Recorded data:
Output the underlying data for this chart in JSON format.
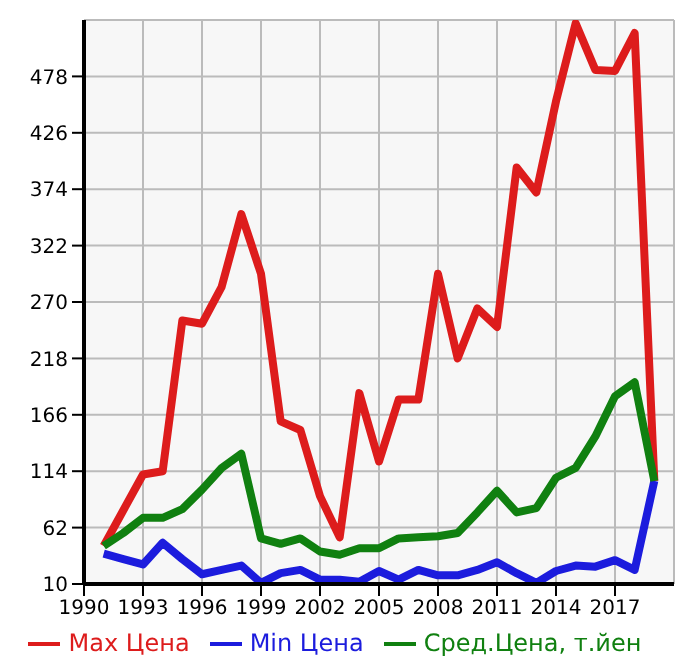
{
  "chart_data": {
    "type": "line",
    "x": [
      1991,
      1992,
      1993,
      1994,
      1995,
      1996,
      1997,
      1998,
      1999,
      2000,
      2001,
      2002,
      2003,
      2004,
      2005,
      2006,
      2007,
      2008,
      2009,
      2010,
      2011,
      2012,
      2013,
      2014,
      2015,
      2016,
      2017,
      2018,
      2019
    ],
    "series": [
      {
        "name": "Max Цена",
        "color": "#dd1c1c",
        "values": [
          45,
          78,
          111,
          114,
          253,
          250,
          284,
          351,
          296,
          160,
          152,
          91,
          53,
          186,
          123,
          180,
          180,
          296,
          218,
          264,
          247,
          394,
          371,
          455,
          527,
          484,
          483,
          518,
          105
        ]
      },
      {
        "name": "Min Цена",
        "color": "#1c1cdd",
        "values": [
          38,
          33,
          28,
          48,
          33,
          19,
          23,
          27,
          11,
          20,
          23,
          14,
          14,
          12,
          22,
          14,
          23,
          18,
          18,
          23,
          30,
          20,
          11,
          22,
          27,
          26,
          32,
          23,
          105
        ]
      },
      {
        "name": "Сред.Цена, т.йен",
        "color": "#108010",
        "values": [
          45,
          57,
          71,
          71,
          79,
          97,
          117,
          130,
          52,
          47,
          52,
          40,
          37,
          43,
          43,
          52,
          53,
          54,
          57,
          76,
          96,
          76,
          80,
          108,
          117,
          146,
          183,
          196,
          105
        ]
      }
    ],
    "xlim": [
      1990,
      2020
    ],
    "xticks": [
      1990,
      1993,
      1996,
      1999,
      2002,
      2005,
      2008,
      2011,
      2014,
      2017
    ],
    "ylim": [
      10,
      530
    ],
    "yticks": [
      10,
      62,
      114,
      166,
      218,
      270,
      322,
      374,
      426,
      478
    ],
    "grid": true,
    "legend": "bottom",
    "marker": "none",
    "line_style": "solid"
  }
}
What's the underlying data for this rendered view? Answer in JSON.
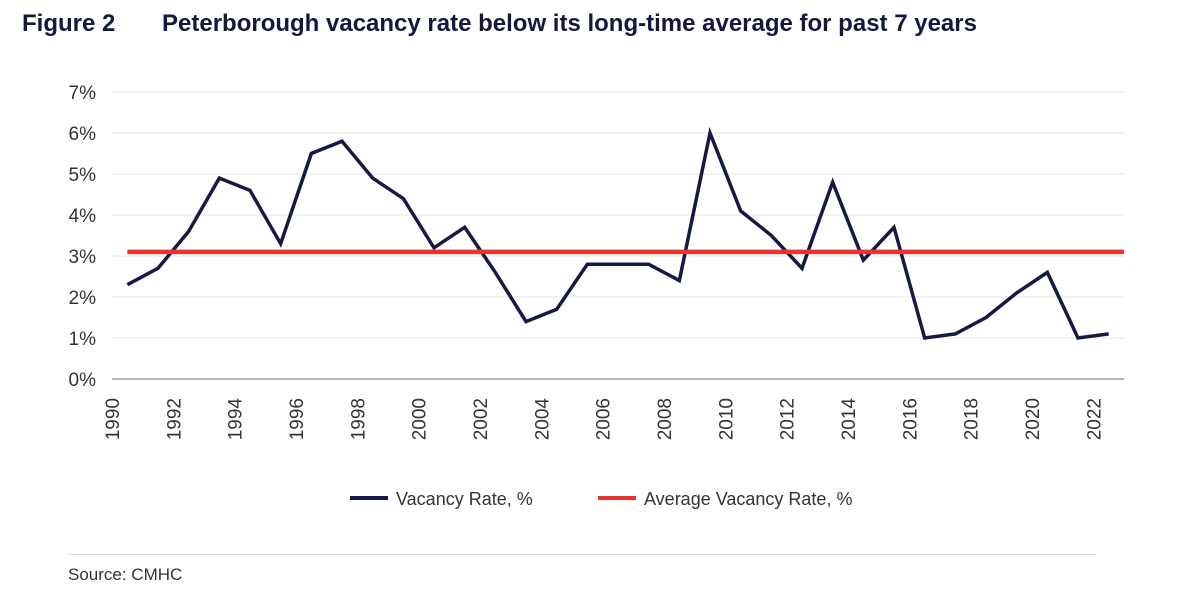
{
  "header": {
    "figure_label": "Figure 2",
    "title": "Peterborough vacancy rate below its long-time average for past 7 years"
  },
  "source": "Source: CMHC",
  "colors": {
    "vacancy": "#141a45",
    "average": "#e8332e",
    "grid": "#e6e6e6",
    "axis": "#999999"
  },
  "chart_data": {
    "type": "line",
    "title": "Peterborough vacancy rate below its long-time average for past 7 years",
    "xlabel": "",
    "ylabel": "",
    "xlim": [
      1990,
      2023
    ],
    "ylim": [
      0,
      7
    ],
    "y_ticks": [
      "0%",
      "1%",
      "2%",
      "3%",
      "4%",
      "5%",
      "6%",
      "7%"
    ],
    "x_ticks": [
      "1990",
      "1992",
      "1994",
      "1996",
      "1998",
      "2000",
      "2002",
      "2004",
      "2006",
      "2008",
      "2010",
      "2012",
      "2014",
      "2016",
      "2018",
      "2020",
      "2022"
    ],
    "grid": true,
    "legend_position": "bottom-center",
    "x": [
      1990.5,
      1991.5,
      1992.5,
      1993.5,
      1994.5,
      1995.5,
      1996.5,
      1997.5,
      1998.5,
      1999.5,
      2000.5,
      2001.5,
      2002.5,
      2003.5,
      2004.5,
      2005.5,
      2006.5,
      2007.5,
      2008.5,
      2009.5,
      2010.5,
      2011.5,
      2012.5,
      2013.5,
      2014.5,
      2015.5,
      2016.5,
      2017.5,
      2018.5,
      2019.5,
      2020.5,
      2021.5,
      2022.5
    ],
    "series": [
      {
        "name": "Vacancy Rate, %",
        "values": [
          2.3,
          2.7,
          3.6,
          4.9,
          4.6,
          3.3,
          5.5,
          5.8,
          4.9,
          4.4,
          3.2,
          3.7,
          2.6,
          1.4,
          1.7,
          2.8,
          2.8,
          2.8,
          2.4,
          6.0,
          4.1,
          3.5,
          2.7,
          4.8,
          2.9,
          3.7,
          1.0,
          1.1,
          1.5,
          2.1,
          2.6,
          1.0,
          1.1
        ]
      },
      {
        "name": "Average Vacancy Rate, %",
        "values": [
          3.1,
          3.1,
          3.1,
          3.1,
          3.1,
          3.1,
          3.1,
          3.1,
          3.1,
          3.1,
          3.1,
          3.1,
          3.1,
          3.1,
          3.1,
          3.1,
          3.1,
          3.1,
          3.1,
          3.1,
          3.1,
          3.1,
          3.1,
          3.1,
          3.1,
          3.1,
          3.1,
          3.1,
          3.1,
          3.1,
          3.1,
          3.1,
          3.1
        ]
      }
    ]
  }
}
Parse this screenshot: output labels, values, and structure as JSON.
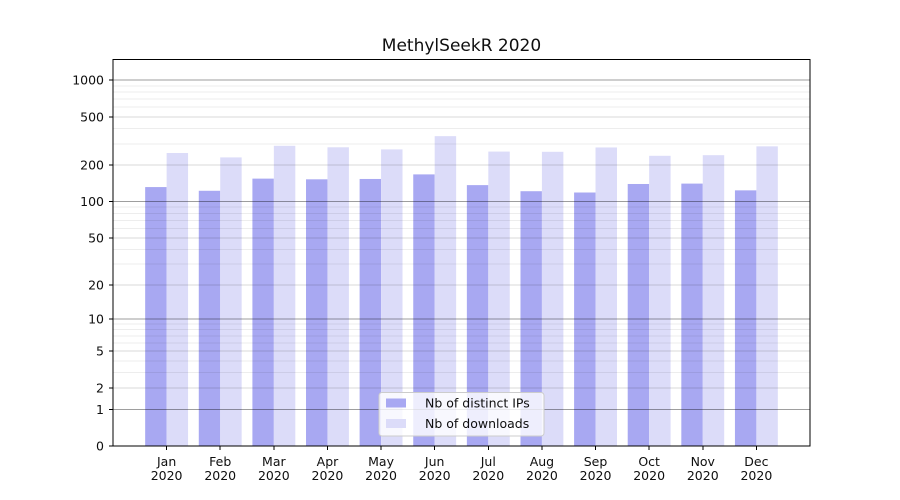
{
  "chart_data": {
    "type": "bar",
    "title": "MethylSeekR 2020",
    "year_label": "2020",
    "categories": [
      "Jan",
      "Feb",
      "Mar",
      "Apr",
      "May",
      "Jun",
      "Jul",
      "Aug",
      "Sep",
      "Oct",
      "Nov",
      "Dec"
    ],
    "series": [
      {
        "name": "Nb of distinct IPs",
        "color": "#a8a8f2",
        "values": [
          132,
          123,
          155,
          153,
          154,
          168,
          137,
          122,
          119,
          140,
          141,
          124
        ]
      },
      {
        "name": "Nb of downloads",
        "color": "#dcdcf9",
        "values": [
          252,
          232,
          289,
          281,
          270,
          347,
          259,
          258,
          280,
          239,
          242,
          286
        ]
      }
    ],
    "yscale": "log1p",
    "yticks": [
      0,
      1,
      2,
      5,
      10,
      20,
      50,
      100,
      200,
      500,
      1000
    ],
    "ylim": [
      0,
      1480
    ],
    "grid": true,
    "legend_position": "lower-center",
    "background_color": "#ffffff",
    "spine_color": "#000000"
  }
}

Requirements: Every record above should be written out again exactly; the pictures stay out of the copy.

Task output:
Output the underlying data for this chart in JSON format.
{
  "chart_data": {
    "type": "line",
    "x": [
      1991,
      1992,
      1993,
      1994,
      1995,
      1996,
      1997,
      1998,
      1999,
      2000,
      2001,
      2002,
      2003,
      2004,
      2005,
      2006,
      2007,
      2008,
      2009,
      2010,
      2011,
      2012,
      2013,
      2014,
      2015,
      2016,
      2017,
      2018,
      2019
    ],
    "series": [
      {
        "name": "Max Цена",
        "color": "#dd1c1c",
        "values": [
          45,
          78,
          111,
          114,
          253,
          250,
          284,
          351,
          296,
          160,
          152,
          91,
          53,
          186,
          123,
          180,
          180,
          296,
          218,
          264,
          247,
          394,
          371,
          455,
          527,
          484,
          483,
          518,
          105
        ]
      },
      {
        "name": "Min Цена",
        "color": "#1c1cdd",
        "values": [
          38,
          33,
          28,
          48,
          33,
          19,
          23,
          27,
          11,
          20,
          23,
          14,
          14,
          12,
          22,
          14,
          23,
          18,
          18,
          23,
          30,
          20,
          11,
          22,
          27,
          26,
          32,
          23,
          105
        ]
      },
      {
        "name": "Сред.Цена, т.йен",
        "color": "#108010",
        "values": [
          45,
          57,
          71,
          71,
          79,
          97,
          117,
          130,
          52,
          47,
          52,
          40,
          37,
          43,
          43,
          52,
          53,
          54,
          57,
          76,
          96,
          76,
          80,
          108,
          117,
          146,
          183,
          196,
          105
        ]
      }
    ],
    "xlim": [
      1990,
      2020
    ],
    "xticks": [
      1990,
      1993,
      1996,
      1999,
      2002,
      2005,
      2008,
      2011,
      2014,
      2017
    ],
    "ylim": [
      10,
      530
    ],
    "yticks": [
      10,
      62,
      114,
      166,
      218,
      270,
      322,
      374,
      426,
      478
    ],
    "grid": true,
    "legend": "bottom",
    "marker": "none",
    "line_style": "solid"
  }
}
What's the underlying data for this rendered view? Answer in JSON.
{
  "header": {
    "figure_label": "Figure 2",
    "title": "Peterborough vacancy rate below its long-time average for past 7 years"
  },
  "source": "Source: CMHC",
  "colors": {
    "vacancy": "#141a45",
    "average": "#e8332e",
    "grid": "#e6e6e6",
    "axis": "#999999"
  },
  "chart_data": {
    "type": "line",
    "title": "Peterborough vacancy rate below its long-time average for past 7 years",
    "xlabel": "",
    "ylabel": "",
    "xlim": [
      1990,
      2023
    ],
    "ylim": [
      0,
      7
    ],
    "y_ticks": [
      "0%",
      "1%",
      "2%",
      "3%",
      "4%",
      "5%",
      "6%",
      "7%"
    ],
    "x_ticks": [
      "1990",
      "1992",
      "1994",
      "1996",
      "1998",
      "2000",
      "2002",
      "2004",
      "2006",
      "2008",
      "2010",
      "2012",
      "2014",
      "2016",
      "2018",
      "2020",
      "2022"
    ],
    "grid": true,
    "legend_position": "bottom-center",
    "x": [
      1990.5,
      1991.5,
      1992.5,
      1993.5,
      1994.5,
      1995.5,
      1996.5,
      1997.5,
      1998.5,
      1999.5,
      2000.5,
      2001.5,
      2002.5,
      2003.5,
      2004.5,
      2005.5,
      2006.5,
      2007.5,
      2008.5,
      2009.5,
      2010.5,
      2011.5,
      2012.5,
      2013.5,
      2014.5,
      2015.5,
      2016.5,
      2017.5,
      2018.5,
      2019.5,
      2020.5,
      2021.5,
      2022.5
    ],
    "series": [
      {
        "name": "Vacancy Rate, %",
        "values": [
          2.3,
          2.7,
          3.6,
          4.9,
          4.6,
          3.3,
          5.5,
          5.8,
          4.9,
          4.4,
          3.2,
          3.7,
          2.6,
          1.4,
          1.7,
          2.8,
          2.8,
          2.8,
          2.4,
          6.0,
          4.1,
          3.5,
          2.7,
          4.8,
          2.9,
          3.7,
          1.0,
          1.1,
          1.5,
          2.1,
          2.6,
          1.0,
          1.1
        ]
      },
      {
        "name": "Average Vacancy Rate, %",
        "values": [
          3.1,
          3.1,
          3.1,
          3.1,
          3.1,
          3.1,
          3.1,
          3.1,
          3.1,
          3.1,
          3.1,
          3.1,
          3.1,
          3.1,
          3.1,
          3.1,
          3.1,
          3.1,
          3.1,
          3.1,
          3.1,
          3.1,
          3.1,
          3.1,
          3.1,
          3.1,
          3.1,
          3.1,
          3.1,
          3.1,
          3.1,
          3.1,
          3.1
        ]
      }
    ]
  }
}
Parse this screenshot: output labels, values, and structure as JSON.
{
  "chart_data": {
    "type": "bar",
    "title": "MethylSeekR 2020",
    "year_label": "2020",
    "categories": [
      "Jan",
      "Feb",
      "Mar",
      "Apr",
      "May",
      "Jun",
      "Jul",
      "Aug",
      "Sep",
      "Oct",
      "Nov",
      "Dec"
    ],
    "series": [
      {
        "name": "Nb of distinct IPs",
        "color": "#a8a8f2",
        "values": [
          132,
          123,
          155,
          153,
          154,
          168,
          137,
          122,
          119,
          140,
          141,
          124
        ]
      },
      {
        "name": "Nb of downloads",
        "color": "#dcdcf9",
        "values": [
          252,
          232,
          289,
          281,
          270,
          347,
          259,
          258,
          280,
          239,
          242,
          286
        ]
      }
    ],
    "yscale": "log1p",
    "yticks": [
      0,
      1,
      2,
      5,
      10,
      20,
      50,
      100,
      200,
      500,
      1000
    ],
    "ylim": [
      0,
      1480
    ],
    "grid": true,
    "legend_position": "lower-center",
    "background_color": "#ffffff",
    "spine_color": "#000000"
  }
}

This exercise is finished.